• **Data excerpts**

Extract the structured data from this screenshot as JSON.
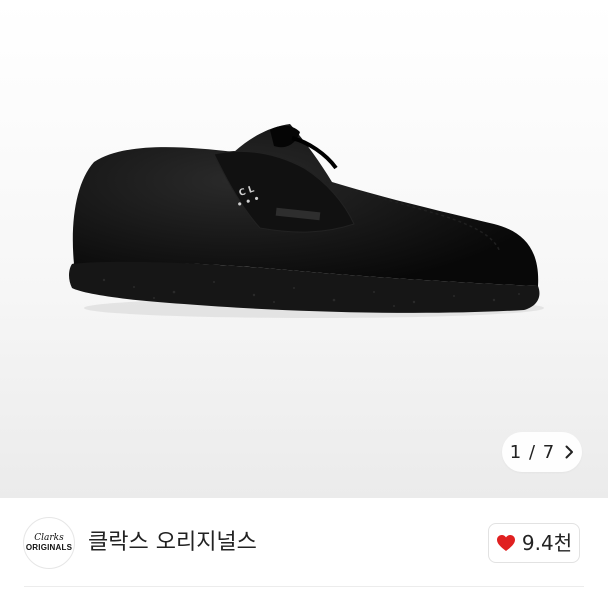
{
  "gallery": {
    "image_icon": "product-photo-black-suede-shoe",
    "pager_current": "1",
    "pager_separator": "/",
    "pager_total": "7",
    "next_icon": "chevron-right-icon"
  },
  "seller": {
    "logo_line1": "Clarks",
    "logo_line2": "ORIGINALS",
    "name": "클락스 오리지널스",
    "like_icon": "heart-icon",
    "like_color": "#e02020",
    "like_count": "9.4천"
  }
}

• **Required task**
Pictures are to be left out; the records above must be repeated word for word.

• **Answer to this exercise**
Extract the structured data from this screenshot as JSON.
{
  "gallery": {
    "image_icon": "product-photo-black-suede-shoe",
    "pager_current": "1",
    "pager_separator": "/",
    "pager_total": "7",
    "next_icon": "chevron-right-icon"
  },
  "seller": {
    "logo_line1": "Clarks",
    "logo_line2": "ORIGINALS",
    "name": "클락스 오리지널스",
    "like_icon": "heart-icon",
    "like_color": "#e02020",
    "like_count": "9.4천"
  }
}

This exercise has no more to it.